**Actions to take**
A - Decide whether each statement agrees with the Manx National Heritage page, and answer yes or no, quoting the deciding words of the page. (i) The organisation was founded in 1951. (ii) It manages over 5,000 acres of coastline and landscape. (iii) It is a registered charity in the Isle of Man.
B - According to the Manx National Heritage page, who is the organisation's Executive Director?
C - From the Manx National Heritage page, reproduce the stretch from "Manx National Heritage (Eiraght" through "charity (№ 603).", swapping "coastline and landscape" for "shoreline and countryside".

**Page**

______________________________

Manx National Heritage
- Founded: 1951
- Focus: Heritage
- Region served: Isle of Man
- Key people: Connie Lovel, Executive Director
- Website: Manx National Heritage

= Manx National Heritage =

National heritage organisation of the Isle of Man

Manx National Heritage (Eiraght Ashoonagh Vannin) is the national heritage organisation for the Isle of Man. The organisation manages a significant proportion of the Island’s physical heritage assets including over 3,000 acres of coastline and landscape. It holds property, archives, artwork, library and museum collections in trust for the Manx nation. It is the Isle of Man's statutory heritage agency and an Isle of Man registered charity (№ 603).

______________________________

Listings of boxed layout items
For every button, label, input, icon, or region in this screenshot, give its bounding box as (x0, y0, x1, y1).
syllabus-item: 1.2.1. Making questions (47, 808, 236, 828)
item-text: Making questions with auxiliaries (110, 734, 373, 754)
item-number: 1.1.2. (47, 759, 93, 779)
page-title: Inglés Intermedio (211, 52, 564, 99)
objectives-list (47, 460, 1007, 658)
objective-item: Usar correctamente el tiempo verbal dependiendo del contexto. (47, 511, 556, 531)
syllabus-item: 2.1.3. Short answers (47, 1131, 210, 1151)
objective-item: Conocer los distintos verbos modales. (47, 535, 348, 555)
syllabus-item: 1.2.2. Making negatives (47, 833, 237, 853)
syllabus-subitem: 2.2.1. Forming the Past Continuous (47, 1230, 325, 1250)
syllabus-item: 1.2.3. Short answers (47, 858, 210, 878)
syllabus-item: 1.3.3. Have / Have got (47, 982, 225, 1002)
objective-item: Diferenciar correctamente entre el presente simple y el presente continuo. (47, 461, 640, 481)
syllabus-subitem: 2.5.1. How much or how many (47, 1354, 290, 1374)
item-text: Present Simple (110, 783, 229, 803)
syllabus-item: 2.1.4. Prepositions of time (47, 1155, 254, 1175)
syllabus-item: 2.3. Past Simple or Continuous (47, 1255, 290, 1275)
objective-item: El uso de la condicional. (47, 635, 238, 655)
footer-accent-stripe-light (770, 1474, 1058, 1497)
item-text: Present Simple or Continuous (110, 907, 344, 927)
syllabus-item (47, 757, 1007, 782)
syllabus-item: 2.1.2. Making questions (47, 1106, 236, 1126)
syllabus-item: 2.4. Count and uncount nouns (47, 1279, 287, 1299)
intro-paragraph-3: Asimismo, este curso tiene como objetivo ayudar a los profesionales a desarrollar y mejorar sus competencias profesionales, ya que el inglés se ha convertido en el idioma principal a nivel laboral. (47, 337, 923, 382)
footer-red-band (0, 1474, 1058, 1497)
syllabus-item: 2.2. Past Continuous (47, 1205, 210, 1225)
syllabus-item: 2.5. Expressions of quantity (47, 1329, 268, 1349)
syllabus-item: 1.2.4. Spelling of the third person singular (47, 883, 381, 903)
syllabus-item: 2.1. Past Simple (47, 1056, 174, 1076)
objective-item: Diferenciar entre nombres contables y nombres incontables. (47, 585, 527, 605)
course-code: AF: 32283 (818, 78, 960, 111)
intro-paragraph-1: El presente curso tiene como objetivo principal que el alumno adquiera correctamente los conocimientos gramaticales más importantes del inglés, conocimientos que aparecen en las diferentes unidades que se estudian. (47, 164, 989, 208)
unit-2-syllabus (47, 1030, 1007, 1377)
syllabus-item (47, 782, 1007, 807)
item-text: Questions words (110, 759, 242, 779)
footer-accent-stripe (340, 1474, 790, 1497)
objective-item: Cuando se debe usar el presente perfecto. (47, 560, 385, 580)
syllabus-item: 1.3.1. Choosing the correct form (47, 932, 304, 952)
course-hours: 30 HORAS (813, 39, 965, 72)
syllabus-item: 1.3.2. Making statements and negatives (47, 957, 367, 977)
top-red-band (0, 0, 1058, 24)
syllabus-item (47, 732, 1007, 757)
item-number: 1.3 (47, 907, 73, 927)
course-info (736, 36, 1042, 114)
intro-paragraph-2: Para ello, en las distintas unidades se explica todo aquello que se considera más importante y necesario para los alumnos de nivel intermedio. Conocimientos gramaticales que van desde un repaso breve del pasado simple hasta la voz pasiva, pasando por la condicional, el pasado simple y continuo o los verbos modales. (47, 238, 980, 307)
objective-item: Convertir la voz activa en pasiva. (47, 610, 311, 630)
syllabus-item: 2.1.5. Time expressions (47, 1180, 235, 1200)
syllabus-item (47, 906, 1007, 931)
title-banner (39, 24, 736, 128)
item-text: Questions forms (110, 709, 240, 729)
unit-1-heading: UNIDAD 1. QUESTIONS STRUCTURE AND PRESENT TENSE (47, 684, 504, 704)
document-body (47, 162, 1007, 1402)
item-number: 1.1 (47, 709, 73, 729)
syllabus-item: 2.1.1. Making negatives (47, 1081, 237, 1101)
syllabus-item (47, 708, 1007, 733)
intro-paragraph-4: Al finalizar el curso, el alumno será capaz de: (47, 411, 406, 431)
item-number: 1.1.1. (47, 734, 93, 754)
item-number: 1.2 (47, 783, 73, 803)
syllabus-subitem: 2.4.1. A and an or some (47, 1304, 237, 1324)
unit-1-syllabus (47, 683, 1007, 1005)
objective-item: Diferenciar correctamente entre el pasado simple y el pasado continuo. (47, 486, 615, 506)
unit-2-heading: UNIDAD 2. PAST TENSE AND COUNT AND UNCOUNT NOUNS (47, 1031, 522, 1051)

______________________________

**Results for the exercise**
A - (i) Yes: "Founded: 1951". (ii) No: "over 3,000 acres of coastline and landscape". (iii) Yes: "an Isle of Man registered charity (№ 603)".

B - Connie Lovel

C -
Manx National Heritage (Eiraght Ashoonagh Vannin) is the national heritage organisation for the Isle of Man. The organisation manages a significant proportion of the Island’s physical heritage assets including over 3,000 acres of shoreline and countryside. It holds property, archives, artwork, library and museum collections in trust for the Manx nation. It is the Isle of Man's statutory heritage agency and an Isle of Man registered charity (№ 603).